◆ Requirements
Select from the records below every line that has the word "this" in it.

◆ Stored rows
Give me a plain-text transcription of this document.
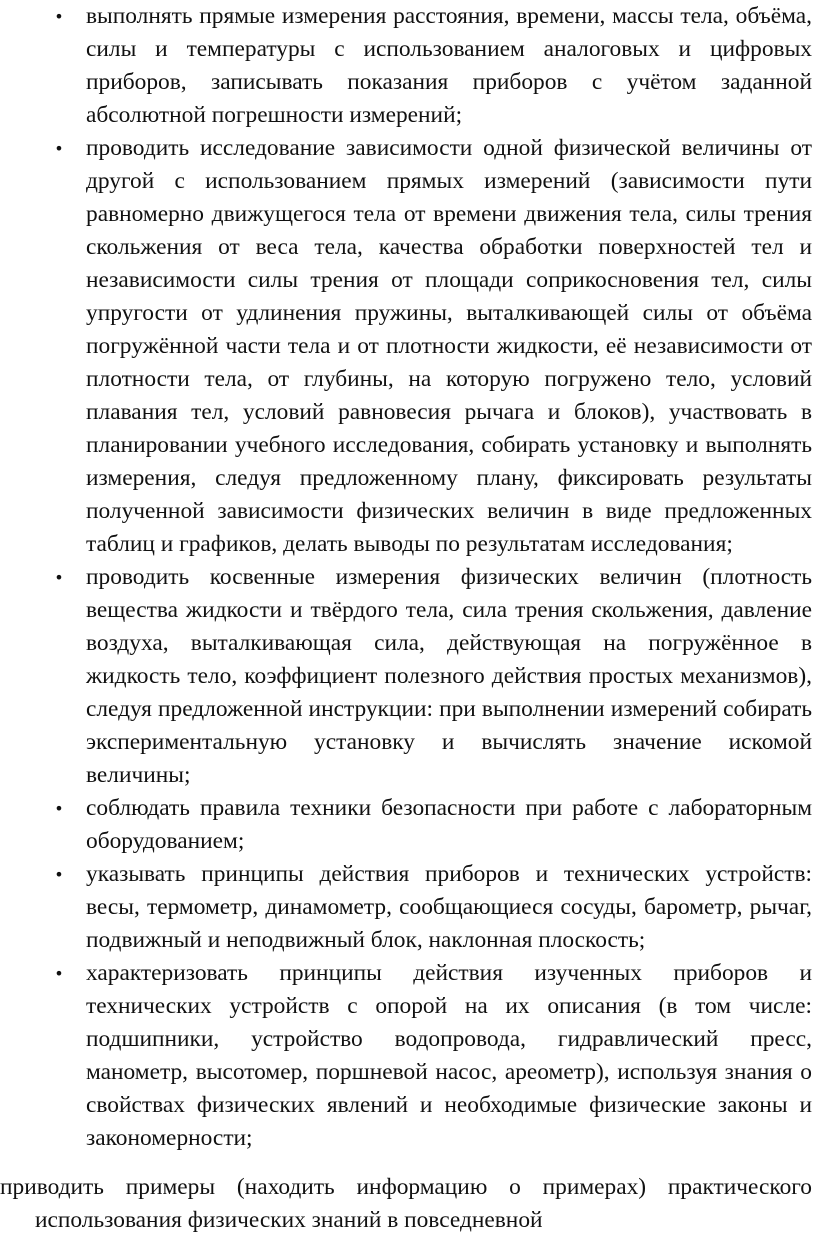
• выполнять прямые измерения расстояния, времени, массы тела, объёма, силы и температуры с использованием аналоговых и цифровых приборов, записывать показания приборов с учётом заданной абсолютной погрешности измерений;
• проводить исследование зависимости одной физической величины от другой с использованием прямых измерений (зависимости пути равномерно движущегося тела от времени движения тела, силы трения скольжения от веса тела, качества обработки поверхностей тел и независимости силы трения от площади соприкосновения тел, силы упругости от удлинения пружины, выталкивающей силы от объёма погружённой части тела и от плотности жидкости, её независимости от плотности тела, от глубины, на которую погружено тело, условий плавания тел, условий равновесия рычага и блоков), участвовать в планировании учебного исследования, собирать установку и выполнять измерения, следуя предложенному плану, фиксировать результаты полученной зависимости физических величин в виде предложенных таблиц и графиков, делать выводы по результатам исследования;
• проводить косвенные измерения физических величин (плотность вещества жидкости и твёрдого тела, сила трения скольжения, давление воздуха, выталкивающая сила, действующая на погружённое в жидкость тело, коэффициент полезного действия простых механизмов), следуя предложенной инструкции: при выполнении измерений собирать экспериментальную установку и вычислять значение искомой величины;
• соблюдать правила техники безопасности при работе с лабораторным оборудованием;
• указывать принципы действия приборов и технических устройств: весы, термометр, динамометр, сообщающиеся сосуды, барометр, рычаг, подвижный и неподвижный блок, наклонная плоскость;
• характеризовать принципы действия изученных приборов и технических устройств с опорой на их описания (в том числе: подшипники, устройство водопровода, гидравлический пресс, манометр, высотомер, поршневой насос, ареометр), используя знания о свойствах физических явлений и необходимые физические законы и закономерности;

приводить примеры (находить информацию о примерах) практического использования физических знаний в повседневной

...

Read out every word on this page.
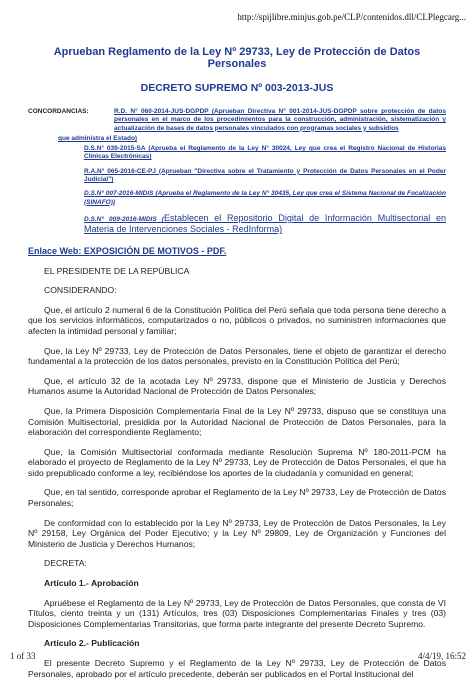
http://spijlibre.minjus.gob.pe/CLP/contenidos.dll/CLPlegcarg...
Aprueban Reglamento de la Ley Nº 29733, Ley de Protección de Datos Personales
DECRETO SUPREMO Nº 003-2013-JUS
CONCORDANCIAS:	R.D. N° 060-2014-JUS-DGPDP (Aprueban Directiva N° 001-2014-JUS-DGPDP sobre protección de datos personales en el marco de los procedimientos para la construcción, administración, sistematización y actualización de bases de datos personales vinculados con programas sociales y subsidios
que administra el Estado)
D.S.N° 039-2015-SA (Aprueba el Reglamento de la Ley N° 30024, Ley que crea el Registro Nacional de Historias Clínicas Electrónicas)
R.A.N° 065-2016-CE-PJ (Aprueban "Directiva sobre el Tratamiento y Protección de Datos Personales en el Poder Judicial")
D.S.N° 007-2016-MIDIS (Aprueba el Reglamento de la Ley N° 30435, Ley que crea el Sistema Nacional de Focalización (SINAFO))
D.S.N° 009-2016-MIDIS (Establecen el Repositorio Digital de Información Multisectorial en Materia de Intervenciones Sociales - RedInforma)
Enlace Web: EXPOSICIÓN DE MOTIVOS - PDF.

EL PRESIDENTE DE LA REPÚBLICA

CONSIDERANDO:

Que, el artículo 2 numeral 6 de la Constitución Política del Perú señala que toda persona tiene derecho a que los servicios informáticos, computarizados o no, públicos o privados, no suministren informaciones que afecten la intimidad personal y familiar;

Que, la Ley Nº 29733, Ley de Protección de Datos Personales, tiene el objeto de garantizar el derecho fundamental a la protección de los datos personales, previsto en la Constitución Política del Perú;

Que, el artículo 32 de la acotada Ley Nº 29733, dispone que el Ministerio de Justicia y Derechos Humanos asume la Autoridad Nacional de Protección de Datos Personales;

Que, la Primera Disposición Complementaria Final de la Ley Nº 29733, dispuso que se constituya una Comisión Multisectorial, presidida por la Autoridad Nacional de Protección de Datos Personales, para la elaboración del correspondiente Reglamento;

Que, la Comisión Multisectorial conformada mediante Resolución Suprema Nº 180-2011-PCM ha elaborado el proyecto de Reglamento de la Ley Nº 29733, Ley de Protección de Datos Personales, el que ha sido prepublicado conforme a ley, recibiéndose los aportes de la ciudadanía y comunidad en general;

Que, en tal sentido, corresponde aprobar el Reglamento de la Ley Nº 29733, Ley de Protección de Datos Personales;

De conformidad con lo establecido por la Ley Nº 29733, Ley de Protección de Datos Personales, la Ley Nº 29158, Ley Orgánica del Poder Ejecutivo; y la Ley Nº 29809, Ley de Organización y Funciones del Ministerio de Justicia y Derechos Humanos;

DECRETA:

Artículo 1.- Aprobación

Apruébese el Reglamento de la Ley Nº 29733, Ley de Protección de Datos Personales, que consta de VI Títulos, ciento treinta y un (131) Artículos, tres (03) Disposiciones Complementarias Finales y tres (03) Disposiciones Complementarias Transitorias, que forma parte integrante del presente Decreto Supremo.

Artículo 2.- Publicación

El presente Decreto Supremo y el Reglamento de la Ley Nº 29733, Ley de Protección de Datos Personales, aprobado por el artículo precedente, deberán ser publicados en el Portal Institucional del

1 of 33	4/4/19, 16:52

...

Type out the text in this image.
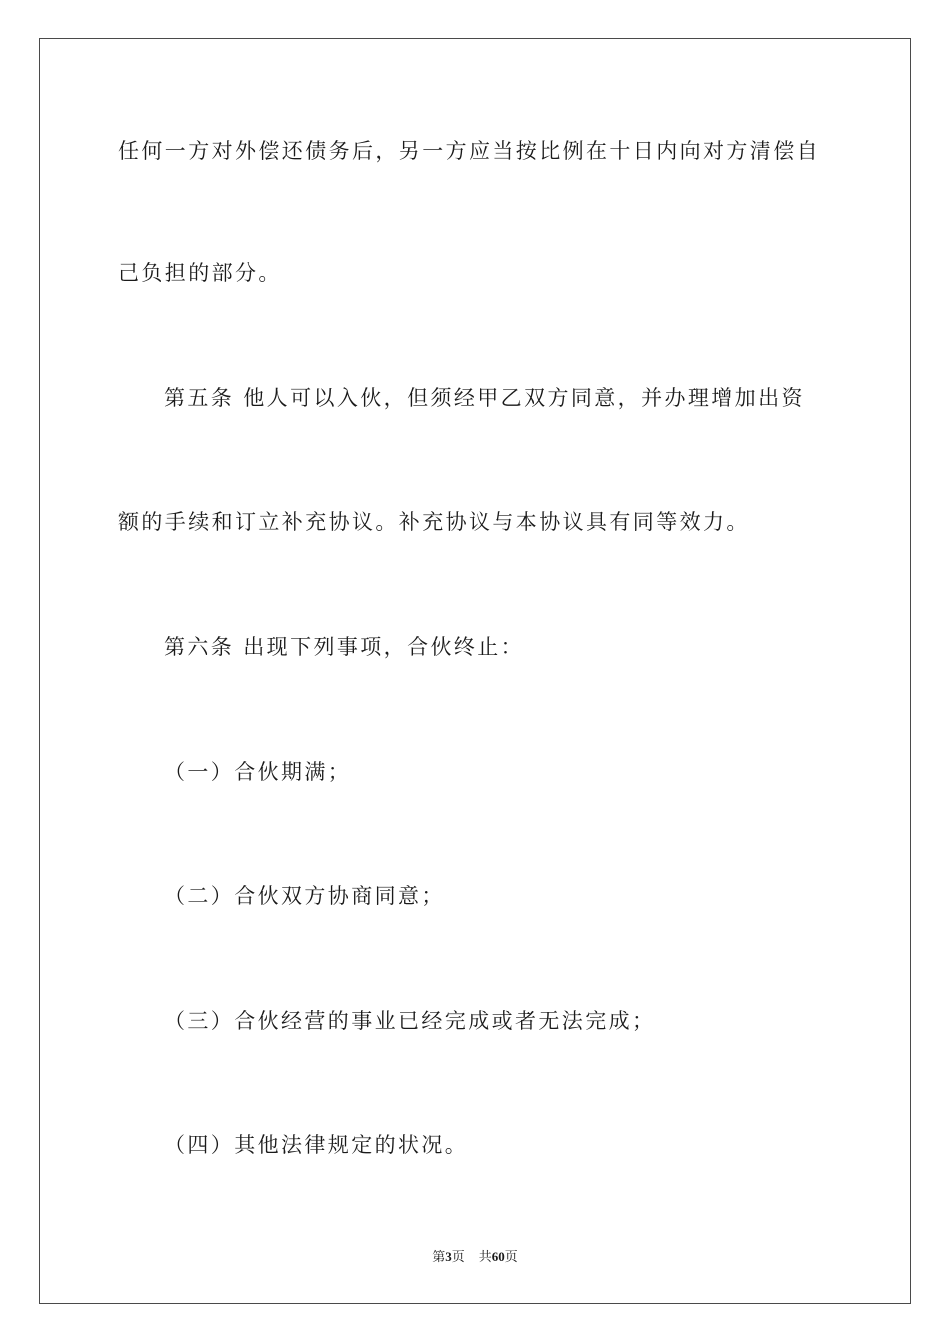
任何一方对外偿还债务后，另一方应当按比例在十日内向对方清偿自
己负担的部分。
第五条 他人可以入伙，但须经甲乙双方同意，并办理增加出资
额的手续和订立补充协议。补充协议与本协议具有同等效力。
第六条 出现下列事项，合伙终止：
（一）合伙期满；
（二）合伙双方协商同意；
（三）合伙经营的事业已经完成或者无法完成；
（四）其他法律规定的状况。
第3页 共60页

◆ Task result
Give me a plain-text transcription of this document.
Read out every word on this page.
Type out the text in this image.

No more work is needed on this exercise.